» **What the task requires**
Please transcribe the listing below in full and word for word, without its pictures.

» **Records**
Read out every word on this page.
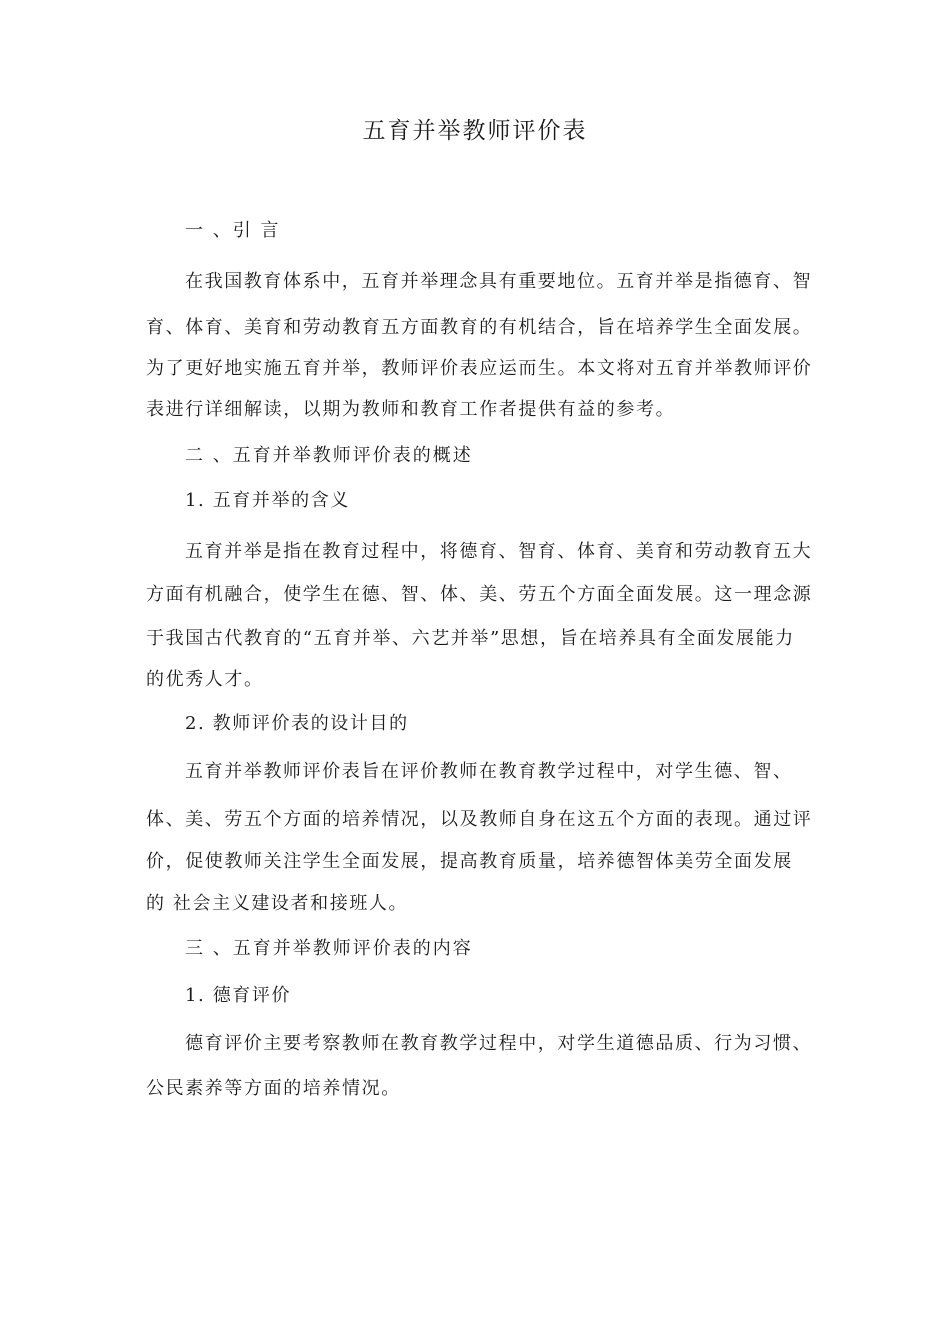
五育并举教师评价表
一 、引 言
在我国教育体系中，五育并举理念具有重要地位。五育并举是指德育、智
育、体育、美育和劳动教育五方面教育的有机结合，旨在培养学生全面发展。
为了更好地实施五育并举，教师评价表应运而生。本文将对五育并举教师评价
表进行详细解读，以期为教师和教育工作者提供有益的参考。
二 、五育并举教师评价表的概述
1. 五育并举的含义
五育并举是指在教育过程中，将德育、智育、体育、美育和劳动教育五大
方面有机融合，使学生在德、智、体、美、劳五个方面全面发展。这一理念源
于我国古代教育的“五育并举、六艺并举”思想，旨在培养具有全面发展能力
的优秀人才。
2. 教师评价表的设计目的
五育并举教师评价表旨在评价教师在教育教学过程中，对学生德、智、
体、美、劳五个方面的培养情况，以及教师自身在这五个方面的表现。通过评
价，促使教师关注学生全面发展，提高教育质量，培养德智体美劳全面发展
的 社会主义建设者和接班人。
三 、五育并举教师评价表的内容
1. 德育评价
德育评价主要考察教师在教育教学过程中，对学生道德品质、行为习惯、
公民素养等方面的培养情况。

» **Solution for this problem**
Read out every word on this page.
五育并举教师评价表
一 、引 言
在我国教育体系中，五育并举理念具有重要地位。五育并举是指德育、智
育、体育、美育和劳动教育五方面教育的有机结合，旨在培养学生全面发展。
为了更好地实施五育并举，教师评价表应运而生。本文将对五育并举教师评价
表进行详细解读，以期为教师和教育工作者提供有益的参考。
二 、五育并举教师评价表的概述
1. 五育并举的含义
五育并举是指在教育过程中，将德育、智育、体育、美育和劳动教育五大
方面有机融合，使学生在德、智、体、美、劳五个方面全面发展。这一理念源
于我国古代教育的“五育并举、六艺并举”思想，旨在培养具有全面发展能力
的优秀人才。
2. 教师评价表的设计目的
五育并举教师评价表旨在评价教师在教育教学过程中，对学生德、智、
体、美、劳五个方面的培养情况，以及教师自身在这五个方面的表现。通过评
价，促使教师关注学生全面发展，提高教育质量，培养德智体美劳全面发展
的 社会主义建设者和接班人。
三 、五育并举教师评价表的内容
1. 德育评价
德育评价主要考察教师在教育教学过程中，对学生道德品质、行为习惯、
公民素养等方面的培养情况。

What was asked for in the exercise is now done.